== RECORD SET ==

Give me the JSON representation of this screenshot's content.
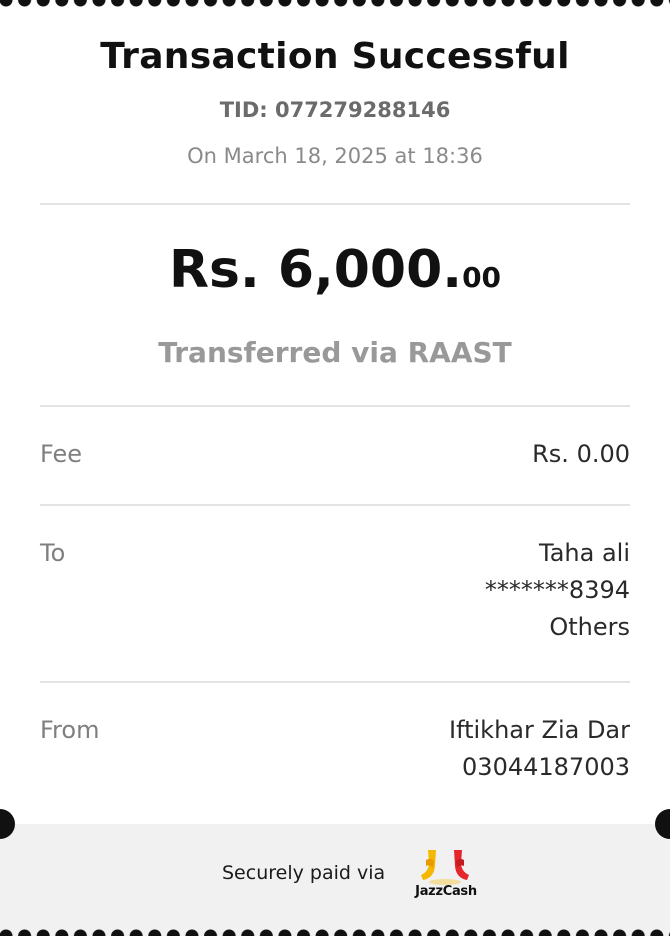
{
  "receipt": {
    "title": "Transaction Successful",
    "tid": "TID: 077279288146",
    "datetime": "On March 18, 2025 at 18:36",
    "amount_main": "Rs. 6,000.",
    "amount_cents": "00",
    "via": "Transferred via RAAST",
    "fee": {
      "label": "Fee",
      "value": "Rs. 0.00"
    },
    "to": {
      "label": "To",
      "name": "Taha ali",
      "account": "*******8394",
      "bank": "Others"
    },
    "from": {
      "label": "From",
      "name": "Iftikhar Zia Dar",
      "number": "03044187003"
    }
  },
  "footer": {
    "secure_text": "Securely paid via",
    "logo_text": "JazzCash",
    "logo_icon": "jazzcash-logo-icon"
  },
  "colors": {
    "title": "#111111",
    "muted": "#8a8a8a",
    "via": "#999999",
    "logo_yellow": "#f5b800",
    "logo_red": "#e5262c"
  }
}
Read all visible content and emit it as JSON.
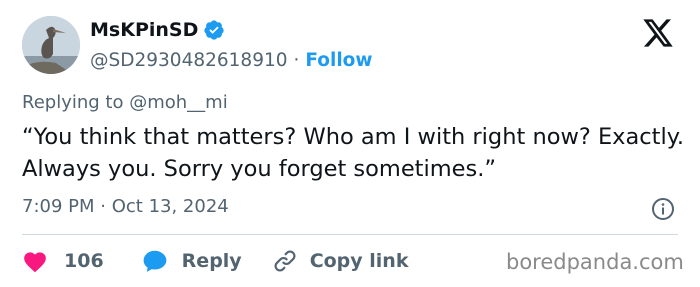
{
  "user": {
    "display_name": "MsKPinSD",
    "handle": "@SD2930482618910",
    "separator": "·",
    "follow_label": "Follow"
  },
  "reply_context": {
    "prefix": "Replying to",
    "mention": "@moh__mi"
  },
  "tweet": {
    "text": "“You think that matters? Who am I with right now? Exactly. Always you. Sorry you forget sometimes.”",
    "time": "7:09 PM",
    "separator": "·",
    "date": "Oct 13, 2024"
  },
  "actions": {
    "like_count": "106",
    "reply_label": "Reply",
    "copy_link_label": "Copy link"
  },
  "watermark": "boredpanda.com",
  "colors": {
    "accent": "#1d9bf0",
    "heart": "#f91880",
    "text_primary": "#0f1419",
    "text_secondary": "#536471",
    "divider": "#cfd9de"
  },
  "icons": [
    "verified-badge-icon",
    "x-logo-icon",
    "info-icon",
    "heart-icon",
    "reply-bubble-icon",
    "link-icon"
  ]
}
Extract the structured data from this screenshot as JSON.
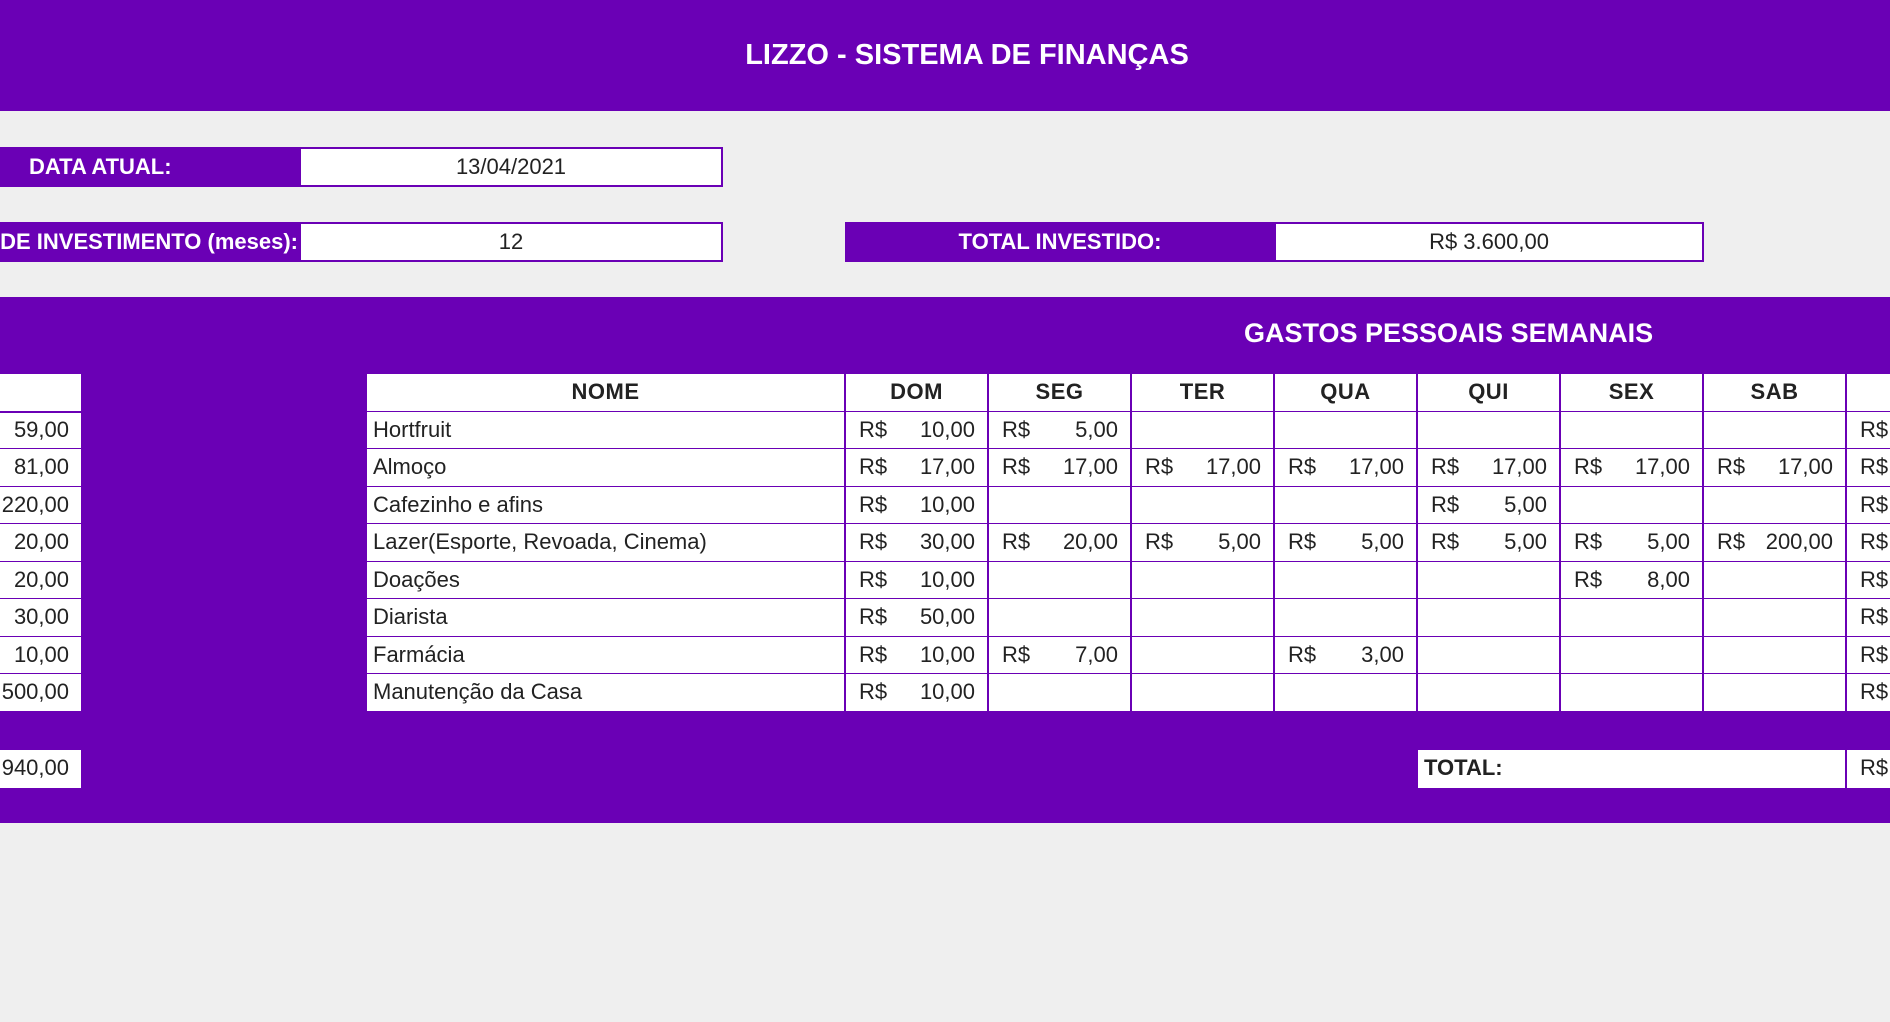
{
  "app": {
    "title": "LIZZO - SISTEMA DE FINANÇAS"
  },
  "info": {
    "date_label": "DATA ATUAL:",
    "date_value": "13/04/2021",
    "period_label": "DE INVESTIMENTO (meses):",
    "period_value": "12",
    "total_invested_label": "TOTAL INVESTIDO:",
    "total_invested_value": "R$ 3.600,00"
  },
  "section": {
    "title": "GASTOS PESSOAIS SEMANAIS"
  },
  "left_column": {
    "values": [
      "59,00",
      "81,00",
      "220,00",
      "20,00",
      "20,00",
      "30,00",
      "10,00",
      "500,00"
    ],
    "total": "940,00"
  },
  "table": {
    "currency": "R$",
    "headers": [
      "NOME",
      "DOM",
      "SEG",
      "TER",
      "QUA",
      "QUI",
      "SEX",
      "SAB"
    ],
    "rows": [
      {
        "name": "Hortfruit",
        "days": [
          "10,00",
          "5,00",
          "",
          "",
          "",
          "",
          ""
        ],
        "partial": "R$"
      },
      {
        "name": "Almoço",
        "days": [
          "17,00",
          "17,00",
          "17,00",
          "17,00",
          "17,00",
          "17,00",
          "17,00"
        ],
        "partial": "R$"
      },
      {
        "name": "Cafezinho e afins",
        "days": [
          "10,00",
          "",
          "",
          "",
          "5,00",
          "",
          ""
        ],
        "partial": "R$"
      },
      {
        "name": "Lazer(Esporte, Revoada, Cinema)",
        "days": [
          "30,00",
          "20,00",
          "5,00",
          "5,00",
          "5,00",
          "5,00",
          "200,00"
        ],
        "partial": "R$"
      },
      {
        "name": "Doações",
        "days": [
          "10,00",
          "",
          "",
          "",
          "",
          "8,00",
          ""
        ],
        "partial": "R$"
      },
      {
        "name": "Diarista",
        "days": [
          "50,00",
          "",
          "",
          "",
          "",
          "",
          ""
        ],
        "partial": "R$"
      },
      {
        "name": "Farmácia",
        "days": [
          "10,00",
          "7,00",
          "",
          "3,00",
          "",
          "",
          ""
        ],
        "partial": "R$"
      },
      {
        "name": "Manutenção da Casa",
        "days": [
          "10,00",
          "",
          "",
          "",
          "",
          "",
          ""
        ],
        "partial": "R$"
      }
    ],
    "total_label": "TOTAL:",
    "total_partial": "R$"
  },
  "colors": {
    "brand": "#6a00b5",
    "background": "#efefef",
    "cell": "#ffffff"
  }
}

== PROBLEM TO SOLVE ==
Using the data above, copy each line that contains "screenshot".

== WRITTEN SOLUTION ==
Give me the JSON representation of this screenshot's content.
Extract the structured data from this screenshot as JSON.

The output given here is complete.